GIVEN INSTRUCTION → Quote every line below exactly as it reads.
-- BEGIN --
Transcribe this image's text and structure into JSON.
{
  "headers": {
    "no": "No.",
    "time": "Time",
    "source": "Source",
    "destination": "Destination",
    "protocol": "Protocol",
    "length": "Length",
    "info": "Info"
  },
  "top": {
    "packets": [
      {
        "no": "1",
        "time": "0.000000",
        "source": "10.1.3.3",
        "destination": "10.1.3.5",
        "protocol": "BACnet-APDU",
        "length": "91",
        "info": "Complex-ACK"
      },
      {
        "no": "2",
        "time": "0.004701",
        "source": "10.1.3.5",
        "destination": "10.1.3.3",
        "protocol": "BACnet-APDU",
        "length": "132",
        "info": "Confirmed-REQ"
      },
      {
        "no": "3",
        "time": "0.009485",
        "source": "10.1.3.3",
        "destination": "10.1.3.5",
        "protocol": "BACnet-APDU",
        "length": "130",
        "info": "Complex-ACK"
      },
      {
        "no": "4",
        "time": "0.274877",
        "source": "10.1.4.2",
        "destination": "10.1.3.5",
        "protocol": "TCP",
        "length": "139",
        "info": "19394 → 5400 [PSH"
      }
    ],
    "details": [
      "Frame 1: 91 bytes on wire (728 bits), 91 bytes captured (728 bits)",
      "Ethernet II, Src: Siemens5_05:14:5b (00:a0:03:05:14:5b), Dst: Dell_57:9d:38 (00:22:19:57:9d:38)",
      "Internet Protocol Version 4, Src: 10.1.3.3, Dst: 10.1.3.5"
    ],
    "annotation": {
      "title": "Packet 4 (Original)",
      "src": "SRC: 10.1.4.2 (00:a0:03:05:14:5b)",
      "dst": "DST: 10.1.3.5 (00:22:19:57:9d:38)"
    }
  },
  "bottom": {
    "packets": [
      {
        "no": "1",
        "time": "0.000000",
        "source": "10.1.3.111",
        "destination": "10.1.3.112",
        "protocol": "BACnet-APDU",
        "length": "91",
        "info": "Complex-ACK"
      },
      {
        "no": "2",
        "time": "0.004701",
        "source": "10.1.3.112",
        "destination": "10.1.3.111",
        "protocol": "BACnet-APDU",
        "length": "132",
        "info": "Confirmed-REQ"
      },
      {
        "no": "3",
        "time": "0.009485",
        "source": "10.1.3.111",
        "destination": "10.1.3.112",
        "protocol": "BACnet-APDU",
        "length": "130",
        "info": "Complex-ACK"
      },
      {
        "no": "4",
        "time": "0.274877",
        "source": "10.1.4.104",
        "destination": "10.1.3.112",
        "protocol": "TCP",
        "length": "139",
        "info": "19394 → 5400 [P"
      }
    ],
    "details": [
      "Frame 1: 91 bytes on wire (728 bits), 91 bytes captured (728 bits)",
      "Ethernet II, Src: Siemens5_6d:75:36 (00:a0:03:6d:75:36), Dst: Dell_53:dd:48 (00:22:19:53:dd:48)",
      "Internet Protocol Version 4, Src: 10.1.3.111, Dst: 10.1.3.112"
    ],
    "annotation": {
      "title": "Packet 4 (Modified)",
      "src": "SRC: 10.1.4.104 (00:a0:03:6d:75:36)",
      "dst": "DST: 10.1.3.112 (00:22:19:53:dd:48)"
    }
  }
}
-- END --
TASK SOLUTION →
Transcribe this image's text and structure into JSON.
{
  "headers": {
    "no": "No.",
    "time": "Time",
    "source": "Source",
    "destination": "Destination",
    "protocol": "Protocol",
    "length": "Length",
    "info": "Info"
  },
  "top": {
    "packets": [
      {
        "no": "1",
        "time": "0.000000",
        "source": "10.1.3.3",
        "destination": "10.1.3.5",
        "protocol": "BACnet-APDU",
        "length": "91",
        "info": "Complex-ACK"
      },
      {
        "no": "2",
        "time": "0.004701",
        "source": "10.1.3.5",
        "destination": "10.1.3.3",
        "protocol": "BACnet-APDU",
        "length": "132",
        "info": "Confirmed-REQ"
      },
      {
        "no": "3",
        "time": "0.009485",
        "source": "10.1.3.3",
        "destination": "10.1.3.5",
        "protocol": "BACnet-APDU",
        "length": "130",
        "info": "Complex-ACK"
      },
      {
        "no": "4",
        "time": "0.274877",
        "source": "10.1.4.2",
        "destination": "10.1.3.5",
        "protocol": "TCP",
        "length": "139",
        "info": "19394 → 5400 [PSH"
      }
    ],
    "details": [
      "Frame 1: 91 bytes on wire (728 bits), 91 bytes captured (728 bits)",
      "Ethernet II, Src: Siemens5_05:14:5b (00:a0:03:05:14:5b), Dst: Dell_57:9d:38 (00:22:19:57:9d:38)",
      "Internet Protocol Version 4, Src: 10.1.3.3, Dst: 10.1.3.5"
    ],
    "annotation": {
      "title": "Packet 4 (Original)",
      "src": "SRC: 10.1.4.2 (00:a0:03:05:14:5b)",
      "dst": "DST: 10.1.3.5 (00:22:19:57:9d:38)"
    }
  },
  "bottom": {
    "packets": [
      {
        "no": "1",
        "time": "0.000000",
        "source": "10.1.3.111",
        "destination": "10.1.3.112",
        "protocol": "BACnet-APDU",
        "length": "91",
        "info": "Complex-ACK"
      },
      {
        "no": "2",
        "time": "0.004701",
        "source": "10.1.3.112",
        "destination": "10.1.3.111",
        "protocol": "BACnet-APDU",
        "length": "132",
        "info": "Confirmed-REQ"
      },
      {
        "no": "3",
        "time": "0.009485",
        "source": "10.1.3.111",
        "destination": "10.1.3.112",
        "protocol": "BACnet-APDU",
        "length": "130",
        "info": "Complex-ACK"
      },
      {
        "no": "4",
        "time": "0.274877",
        "source": "10.1.4.104",
        "destination": "10.1.3.112",
        "protocol": "TCP",
        "length": "139",
        "info": "19394 → 5400 [P"
      }
    ],
    "details": [
      "Frame 1: 91 bytes on wire (728 bits), 91 bytes captured (728 bits)",
      "Ethernet II, Src: Siemens5_6d:75:36 (00:a0:03:6d:75:36), Dst: Dell_53:dd:48 (00:22:19:53:dd:48)",
      "Internet Protocol Version 4, Src: 10.1.3.111, Dst: 10.1.3.112"
    ],
    "annotation": {
      "title": "Packet 4 (Modified)",
      "src": "SRC: 10.1.4.104 (00:a0:03:6d:75:36)",
      "dst": "DST: 10.1.3.112 (00:22:19:53:dd:48)"
    }
  }
}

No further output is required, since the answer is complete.